**Objective**
Your task is to extract every line from the material below exactly.
[begin Supplied data]
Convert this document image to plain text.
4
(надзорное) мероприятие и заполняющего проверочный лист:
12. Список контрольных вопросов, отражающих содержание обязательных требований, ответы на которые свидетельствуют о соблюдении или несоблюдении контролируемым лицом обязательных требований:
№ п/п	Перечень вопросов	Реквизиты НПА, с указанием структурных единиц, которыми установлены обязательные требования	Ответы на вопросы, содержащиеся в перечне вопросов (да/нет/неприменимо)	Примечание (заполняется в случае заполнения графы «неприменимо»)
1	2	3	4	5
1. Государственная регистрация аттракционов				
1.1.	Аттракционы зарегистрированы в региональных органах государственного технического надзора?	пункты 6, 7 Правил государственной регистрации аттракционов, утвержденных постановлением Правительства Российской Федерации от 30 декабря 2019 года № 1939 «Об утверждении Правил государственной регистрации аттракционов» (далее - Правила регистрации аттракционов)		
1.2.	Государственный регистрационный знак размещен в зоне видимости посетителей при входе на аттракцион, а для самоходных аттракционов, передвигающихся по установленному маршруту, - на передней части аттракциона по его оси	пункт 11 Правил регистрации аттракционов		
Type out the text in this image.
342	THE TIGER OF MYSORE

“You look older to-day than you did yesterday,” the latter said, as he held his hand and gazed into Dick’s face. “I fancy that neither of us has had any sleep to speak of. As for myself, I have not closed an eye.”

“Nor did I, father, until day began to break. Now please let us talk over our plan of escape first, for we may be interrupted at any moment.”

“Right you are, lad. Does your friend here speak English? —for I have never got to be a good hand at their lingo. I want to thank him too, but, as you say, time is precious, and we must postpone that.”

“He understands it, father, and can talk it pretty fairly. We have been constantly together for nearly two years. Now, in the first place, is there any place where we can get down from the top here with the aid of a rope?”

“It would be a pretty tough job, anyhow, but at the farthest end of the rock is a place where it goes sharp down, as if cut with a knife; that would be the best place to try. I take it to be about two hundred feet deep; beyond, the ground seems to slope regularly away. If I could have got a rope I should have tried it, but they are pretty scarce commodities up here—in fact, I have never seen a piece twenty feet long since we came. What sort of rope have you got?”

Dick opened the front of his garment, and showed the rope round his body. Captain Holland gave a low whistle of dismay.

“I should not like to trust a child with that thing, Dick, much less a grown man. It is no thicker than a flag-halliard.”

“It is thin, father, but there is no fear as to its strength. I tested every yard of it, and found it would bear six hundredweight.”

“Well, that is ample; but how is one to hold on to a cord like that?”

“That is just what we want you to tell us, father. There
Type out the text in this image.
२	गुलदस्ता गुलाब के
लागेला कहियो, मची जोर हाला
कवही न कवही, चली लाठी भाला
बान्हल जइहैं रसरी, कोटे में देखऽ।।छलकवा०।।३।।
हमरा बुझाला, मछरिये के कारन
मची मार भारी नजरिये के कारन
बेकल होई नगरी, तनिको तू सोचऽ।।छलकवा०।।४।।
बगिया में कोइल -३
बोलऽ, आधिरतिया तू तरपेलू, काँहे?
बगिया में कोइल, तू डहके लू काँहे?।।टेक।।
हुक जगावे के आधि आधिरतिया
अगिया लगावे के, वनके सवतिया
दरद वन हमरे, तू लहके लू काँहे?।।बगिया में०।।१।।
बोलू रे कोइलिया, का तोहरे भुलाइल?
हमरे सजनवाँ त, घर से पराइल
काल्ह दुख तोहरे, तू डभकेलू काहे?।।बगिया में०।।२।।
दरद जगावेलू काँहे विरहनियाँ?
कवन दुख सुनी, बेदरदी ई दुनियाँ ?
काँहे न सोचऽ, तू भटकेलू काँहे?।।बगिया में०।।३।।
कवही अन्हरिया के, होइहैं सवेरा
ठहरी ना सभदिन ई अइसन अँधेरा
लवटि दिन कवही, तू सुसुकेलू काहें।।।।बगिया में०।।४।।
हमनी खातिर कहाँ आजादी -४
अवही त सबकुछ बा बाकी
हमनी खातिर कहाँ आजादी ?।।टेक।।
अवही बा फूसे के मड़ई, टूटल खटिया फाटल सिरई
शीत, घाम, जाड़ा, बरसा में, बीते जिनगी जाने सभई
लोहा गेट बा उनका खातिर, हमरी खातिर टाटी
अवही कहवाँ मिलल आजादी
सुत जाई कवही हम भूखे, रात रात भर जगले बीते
[end Supplied data]
**Complete output**
Convert this document image to plain text.
4
(надзорное) мероприятие и заполняющего проверочный лист:
12. Список контрольных вопросов, отражающих содержание обязательных требований, ответы на которые свидетельствуют о соблюдении или несоблюдении контролируемым лицом обязательных требований:
№ п/п	Перечень вопросов	Реквизиты НПА, с указанием структурных единиц, которыми установлены обязательные требования	Ответы на вопросы, содержащиеся в перечне вопросов (да/нет/неприменимо)	Примечание (заполняется в случае заполнения графы «неприменимо»)
1	2	3	4	5
1. Государственная регистрация аттракционов				
1.1.	Аттракционы зарегистрированы в региональных органах государственного технического надзора?	пункты 6, 7 Правил государственной регистрации аттракционов, утвержденных постановлением Правительства Российской Федерации от 30 декабря 2019 года № 1939 «Об утверждении Правил государственной регистрации аттракционов» (далее - Правила регистрации аттракционов)		
1.2.	Государственный регистрационный знак размещен в зоне видимости посетителей при входе на аттракцион, а для самоходных аттракционов, передвигающихся по установленному маршруту, - на передней части аттракциона по его оси	пункт 11 Правил регистрации аттракционов		
Type out the text in this image.
342	THE TIGER OF MYSORE

“You look older to-day than you did yesterday,” the latter said, as he held his hand and gazed into Dick’s face. “I fancy that neither of us has had any sleep to speak of. As for myself, I have not closed an eye.”

“Nor did I, father, until day began to break. Now please let us talk over our plan of escape first, for we may be interrupted at any moment.”

“Right you are, lad. Does your friend here speak English? —for I have never got to be a good hand at their lingo. I want to thank him too, but, as you say, time is precious, and we must postpone that.”

“He understands it, father, and can talk it pretty fairly. We have been constantly together for nearly two years. Now, in the first place, is there any place where we can get down from the top here with the aid of a rope?”

“It would be a pretty tough job, anyhow, but at the farthest end of the rock is a place where it goes sharp down, as if cut with a knife; that would be the best place to try. I take it to be about two hundred feet deep; beyond, the ground seems to slope regularly away. If I could have got a rope I should have tried it, but they are pretty scarce commodities up here—in fact, I have never seen a piece twenty feet long since we came. What sort of rope have you got?”

Dick opened the front of his garment, and showed the rope round his body. Captain Holland gave a low whistle of dismay.

“I should not like to trust a child with that thing, Dick, much less a grown man. It is no thicker than a flag-halliard.”

“It is thin, father, but there is no fear as to its strength. I tested every yard of it, and found it would bear six hundredweight.”

“Well, that is ample; but how is one to hold on to a cord like that?”

“That is just what we want you to tell us, father. There
Type out the text in this image.
२	गुलदस्ता गुलाब के
लागेला कहियो, मची जोर हाला
कवही न कवही, चली लाठी भाला
बान्हल जइहैं रसरी, कोटे में देखऽ।।छलकवा०।।३।।
हमरा बुझाला, मछरिये के कारन
मची मार भारी नजरिये के कारन
बेकल होई नगरी, तनिको तू सोचऽ।।छलकवा०।।४।।
बगिया में कोइल -३
बोलऽ, आधिरतिया तू तरपेलू, काँहे?
बगिया में कोइल, तू डहके लू काँहे?।।टेक।।
हुक जगावे के आधि आधिरतिया
अगिया लगावे के, वनके सवतिया
दरद वन हमरे, तू लहके लू काँहे?।।बगिया में०।।१।।
बोलू रे कोइलिया, का तोहरे भुलाइल?
हमरे सजनवाँ त, घर से पराइल
काल्ह दुख तोहरे, तू डभकेलू काहे?।।बगिया में०।।२।।
दरद जगावेलू काँहे विरहनियाँ?
कवन दुख सुनी, बेदरदी ई दुनियाँ ?
काँहे न सोचऽ, तू भटकेलू काँहे?।।बगिया में०।।३।।
कवही अन्हरिया के, होइहैं सवेरा
ठहरी ना सभदिन ई अइसन अँधेरा
लवटि दिन कवही, तू सुसुकेलू काहें।।।।बगिया में०।।४।।
हमनी खातिर कहाँ आजादी -४
अवही त सबकुछ बा बाकी
हमनी खातिर कहाँ आजादी ?।।टेक।।
अवही बा फूसे के मड़ई, टूटल खटिया फाटल सिरई
शीत, घाम, जाड़ा, बरसा में, बीते जिनगी जाने सभई
लोहा गेट बा उनका खातिर, हमरी खातिर टाटी
अवही कहवाँ मिलल आजादी
सुत जाई कवही हम भूखे, रात रात भर जगले बीते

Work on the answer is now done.